To do
Check each line of the data for "name" and select those that have it.

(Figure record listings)
##############################

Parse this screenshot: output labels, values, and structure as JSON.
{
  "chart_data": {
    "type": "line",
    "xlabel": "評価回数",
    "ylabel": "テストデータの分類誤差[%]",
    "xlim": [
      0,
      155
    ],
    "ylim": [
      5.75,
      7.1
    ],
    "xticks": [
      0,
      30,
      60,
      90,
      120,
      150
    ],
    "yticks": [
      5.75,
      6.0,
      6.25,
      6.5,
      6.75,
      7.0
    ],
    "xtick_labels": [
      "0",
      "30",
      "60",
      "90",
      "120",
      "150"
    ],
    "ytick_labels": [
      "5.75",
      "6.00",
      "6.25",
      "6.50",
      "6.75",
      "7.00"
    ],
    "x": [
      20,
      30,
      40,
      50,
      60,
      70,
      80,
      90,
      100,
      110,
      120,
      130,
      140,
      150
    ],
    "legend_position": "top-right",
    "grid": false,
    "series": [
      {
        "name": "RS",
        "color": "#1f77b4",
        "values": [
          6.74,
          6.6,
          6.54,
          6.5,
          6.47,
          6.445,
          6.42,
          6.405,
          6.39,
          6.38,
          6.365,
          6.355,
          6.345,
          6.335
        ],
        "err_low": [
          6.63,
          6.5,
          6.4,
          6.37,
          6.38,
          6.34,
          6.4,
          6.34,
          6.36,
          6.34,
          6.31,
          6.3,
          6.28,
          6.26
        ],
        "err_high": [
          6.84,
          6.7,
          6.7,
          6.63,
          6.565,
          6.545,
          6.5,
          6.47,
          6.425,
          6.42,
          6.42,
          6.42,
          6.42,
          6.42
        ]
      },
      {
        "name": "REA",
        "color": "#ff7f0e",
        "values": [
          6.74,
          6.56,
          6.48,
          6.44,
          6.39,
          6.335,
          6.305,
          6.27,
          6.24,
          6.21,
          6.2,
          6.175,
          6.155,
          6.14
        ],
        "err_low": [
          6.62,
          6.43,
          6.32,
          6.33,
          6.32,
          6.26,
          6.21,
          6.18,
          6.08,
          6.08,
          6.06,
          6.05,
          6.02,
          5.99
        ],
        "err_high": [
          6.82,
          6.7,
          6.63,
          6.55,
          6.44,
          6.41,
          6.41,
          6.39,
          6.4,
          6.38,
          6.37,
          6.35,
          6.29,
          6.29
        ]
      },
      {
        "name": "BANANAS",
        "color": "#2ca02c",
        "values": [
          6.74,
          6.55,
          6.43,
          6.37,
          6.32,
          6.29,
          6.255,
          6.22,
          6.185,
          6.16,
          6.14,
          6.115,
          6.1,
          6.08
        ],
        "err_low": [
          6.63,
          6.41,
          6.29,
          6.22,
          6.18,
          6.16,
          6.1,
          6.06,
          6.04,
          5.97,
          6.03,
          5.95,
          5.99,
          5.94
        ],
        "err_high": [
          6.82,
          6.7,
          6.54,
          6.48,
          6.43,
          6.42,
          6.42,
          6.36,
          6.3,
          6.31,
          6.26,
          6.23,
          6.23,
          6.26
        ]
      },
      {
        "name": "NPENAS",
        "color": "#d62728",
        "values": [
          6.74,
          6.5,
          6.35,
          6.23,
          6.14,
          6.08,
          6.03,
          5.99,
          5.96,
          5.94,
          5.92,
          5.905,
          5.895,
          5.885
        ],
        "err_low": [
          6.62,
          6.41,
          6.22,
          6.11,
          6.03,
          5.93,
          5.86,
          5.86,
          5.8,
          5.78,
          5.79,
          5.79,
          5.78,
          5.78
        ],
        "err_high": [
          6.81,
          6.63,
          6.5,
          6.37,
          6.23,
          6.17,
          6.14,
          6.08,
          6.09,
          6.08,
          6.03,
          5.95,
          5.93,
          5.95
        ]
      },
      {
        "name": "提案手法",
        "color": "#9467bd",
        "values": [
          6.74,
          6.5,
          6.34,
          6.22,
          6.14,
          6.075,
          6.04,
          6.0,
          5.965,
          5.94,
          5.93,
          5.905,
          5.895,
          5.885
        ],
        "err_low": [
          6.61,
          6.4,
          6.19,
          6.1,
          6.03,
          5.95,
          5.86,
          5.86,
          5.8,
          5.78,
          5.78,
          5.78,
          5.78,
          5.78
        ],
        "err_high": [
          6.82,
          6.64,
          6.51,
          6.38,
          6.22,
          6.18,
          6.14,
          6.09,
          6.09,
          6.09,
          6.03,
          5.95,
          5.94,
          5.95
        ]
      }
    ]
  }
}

##############################

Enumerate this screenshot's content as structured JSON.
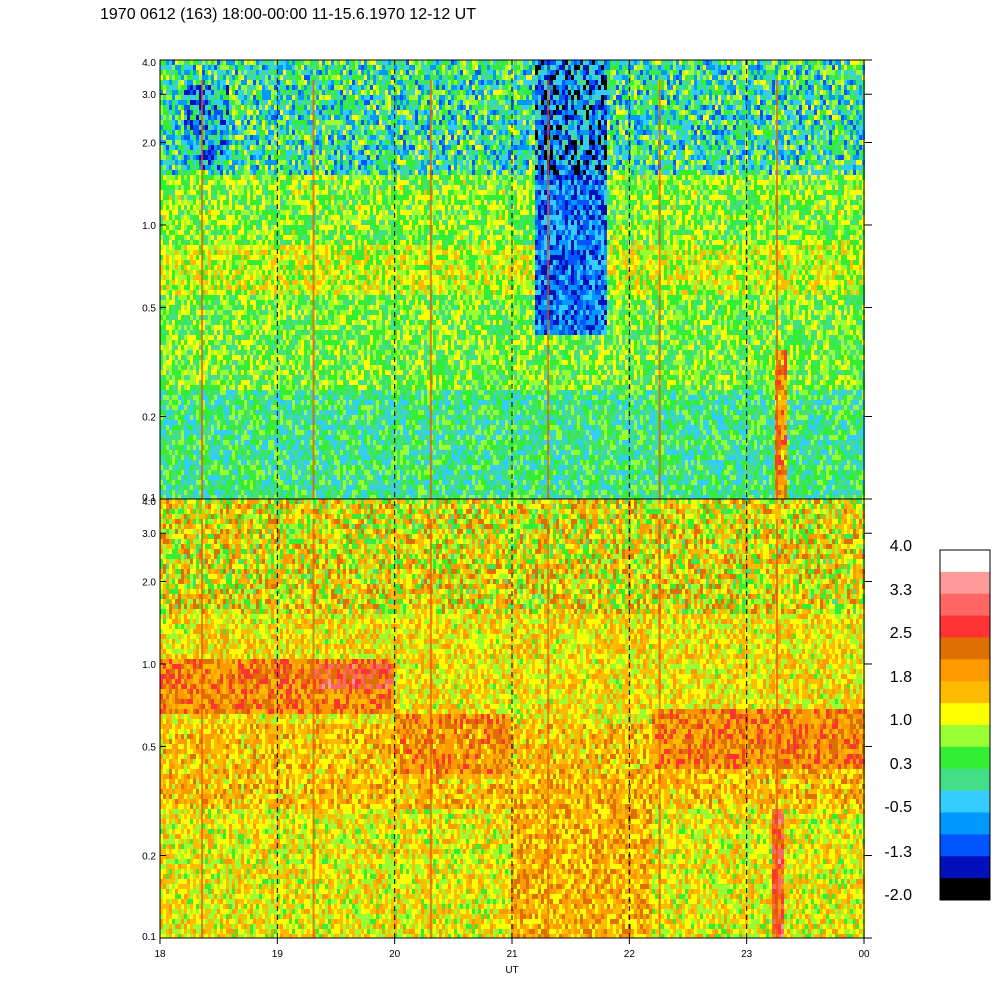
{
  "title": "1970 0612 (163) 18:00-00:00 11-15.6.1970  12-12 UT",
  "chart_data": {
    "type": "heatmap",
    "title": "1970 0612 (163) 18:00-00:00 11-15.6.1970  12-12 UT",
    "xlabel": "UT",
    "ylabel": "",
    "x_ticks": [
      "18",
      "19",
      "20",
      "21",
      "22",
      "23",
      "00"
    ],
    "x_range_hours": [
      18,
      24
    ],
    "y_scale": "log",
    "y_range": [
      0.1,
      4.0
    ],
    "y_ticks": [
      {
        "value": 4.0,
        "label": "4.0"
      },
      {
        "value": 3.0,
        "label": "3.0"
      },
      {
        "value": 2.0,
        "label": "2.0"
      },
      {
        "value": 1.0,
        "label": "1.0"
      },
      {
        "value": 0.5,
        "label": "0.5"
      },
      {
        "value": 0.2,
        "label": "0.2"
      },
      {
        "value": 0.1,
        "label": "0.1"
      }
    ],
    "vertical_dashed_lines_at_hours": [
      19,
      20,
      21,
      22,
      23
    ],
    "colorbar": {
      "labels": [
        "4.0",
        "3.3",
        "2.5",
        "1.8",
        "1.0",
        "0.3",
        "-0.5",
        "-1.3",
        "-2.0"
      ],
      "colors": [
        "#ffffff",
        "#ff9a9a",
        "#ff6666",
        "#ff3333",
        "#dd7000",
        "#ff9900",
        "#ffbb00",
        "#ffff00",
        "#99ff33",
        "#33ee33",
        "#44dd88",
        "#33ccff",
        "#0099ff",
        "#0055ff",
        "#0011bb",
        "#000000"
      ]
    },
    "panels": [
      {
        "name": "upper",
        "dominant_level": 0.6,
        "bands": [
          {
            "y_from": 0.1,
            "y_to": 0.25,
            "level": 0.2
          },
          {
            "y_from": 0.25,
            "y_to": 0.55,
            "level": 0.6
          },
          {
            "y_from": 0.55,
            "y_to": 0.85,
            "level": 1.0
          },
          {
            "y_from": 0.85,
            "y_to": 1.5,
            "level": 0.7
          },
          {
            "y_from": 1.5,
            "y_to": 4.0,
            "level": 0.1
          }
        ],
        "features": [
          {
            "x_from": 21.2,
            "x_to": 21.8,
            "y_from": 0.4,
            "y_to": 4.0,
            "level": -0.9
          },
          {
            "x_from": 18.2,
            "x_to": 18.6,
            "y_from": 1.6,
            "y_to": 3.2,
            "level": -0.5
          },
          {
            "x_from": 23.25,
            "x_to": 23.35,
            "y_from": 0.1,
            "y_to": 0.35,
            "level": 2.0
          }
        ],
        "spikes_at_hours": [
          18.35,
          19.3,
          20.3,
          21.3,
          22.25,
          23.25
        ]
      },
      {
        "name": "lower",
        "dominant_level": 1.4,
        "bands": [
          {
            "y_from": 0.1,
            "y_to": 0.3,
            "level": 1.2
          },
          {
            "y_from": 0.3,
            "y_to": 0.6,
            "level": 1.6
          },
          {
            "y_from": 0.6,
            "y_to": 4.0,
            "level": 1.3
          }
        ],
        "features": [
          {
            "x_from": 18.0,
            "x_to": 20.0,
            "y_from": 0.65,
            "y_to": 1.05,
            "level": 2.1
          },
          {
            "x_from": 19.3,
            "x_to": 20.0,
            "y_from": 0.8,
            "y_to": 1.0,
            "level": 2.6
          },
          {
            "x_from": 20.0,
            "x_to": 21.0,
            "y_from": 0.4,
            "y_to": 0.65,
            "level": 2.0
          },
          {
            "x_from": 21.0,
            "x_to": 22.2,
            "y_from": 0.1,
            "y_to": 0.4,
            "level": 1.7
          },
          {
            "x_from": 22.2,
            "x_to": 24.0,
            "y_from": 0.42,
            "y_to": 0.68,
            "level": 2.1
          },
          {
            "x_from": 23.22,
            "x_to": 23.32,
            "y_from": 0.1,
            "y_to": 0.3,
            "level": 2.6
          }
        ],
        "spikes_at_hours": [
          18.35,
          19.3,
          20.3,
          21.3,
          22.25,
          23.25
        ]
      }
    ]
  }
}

##############################

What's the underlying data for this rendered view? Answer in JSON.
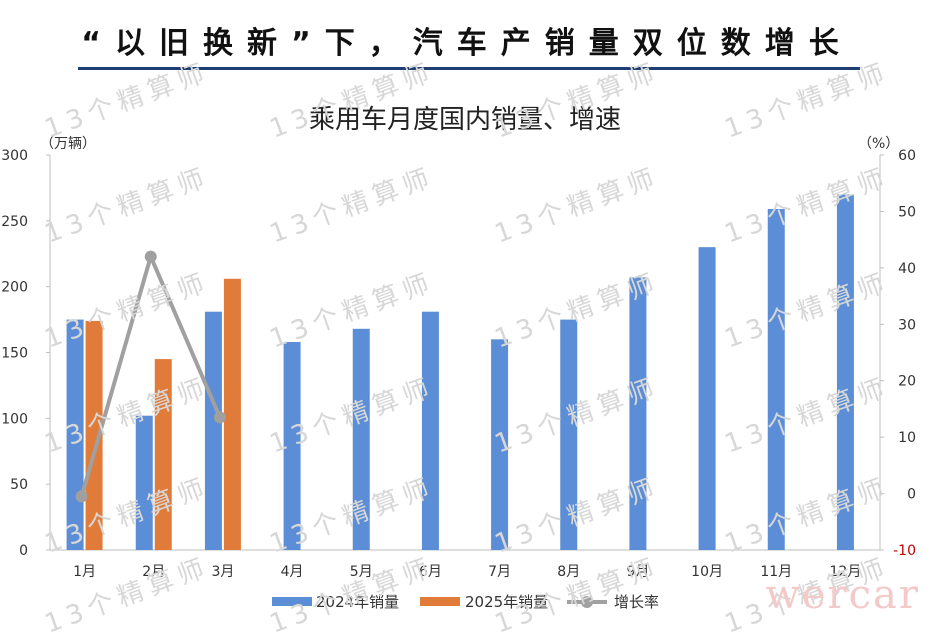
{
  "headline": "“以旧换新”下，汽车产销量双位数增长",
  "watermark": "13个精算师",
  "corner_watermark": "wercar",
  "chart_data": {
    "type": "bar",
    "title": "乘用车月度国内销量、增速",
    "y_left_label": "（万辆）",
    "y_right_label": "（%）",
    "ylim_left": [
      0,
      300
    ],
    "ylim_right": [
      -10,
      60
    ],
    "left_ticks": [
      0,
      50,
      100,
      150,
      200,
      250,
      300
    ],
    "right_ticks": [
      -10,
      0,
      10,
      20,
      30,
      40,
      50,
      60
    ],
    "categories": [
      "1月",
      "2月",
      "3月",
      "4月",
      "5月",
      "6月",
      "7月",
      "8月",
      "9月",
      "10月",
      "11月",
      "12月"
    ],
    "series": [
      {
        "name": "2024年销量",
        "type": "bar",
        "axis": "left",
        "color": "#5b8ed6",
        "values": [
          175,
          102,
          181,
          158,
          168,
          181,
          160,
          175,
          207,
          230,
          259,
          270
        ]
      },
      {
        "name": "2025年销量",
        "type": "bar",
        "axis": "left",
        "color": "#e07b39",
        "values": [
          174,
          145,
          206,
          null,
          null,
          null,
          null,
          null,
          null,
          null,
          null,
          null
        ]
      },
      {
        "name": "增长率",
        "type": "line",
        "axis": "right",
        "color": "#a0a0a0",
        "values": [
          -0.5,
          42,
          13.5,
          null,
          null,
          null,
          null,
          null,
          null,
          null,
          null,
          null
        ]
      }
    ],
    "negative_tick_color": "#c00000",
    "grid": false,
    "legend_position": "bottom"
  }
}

##############################

The solution
        "name": "RS",
        "name": "REA",
        "name": "BANANAS",
        "name": "NPENAS",
        "name": "提案手法",
        "name": "upper",
        "name": "lower",
        "name": "2024年销量",
        "name": "2025年销量",
        "name": "增长率",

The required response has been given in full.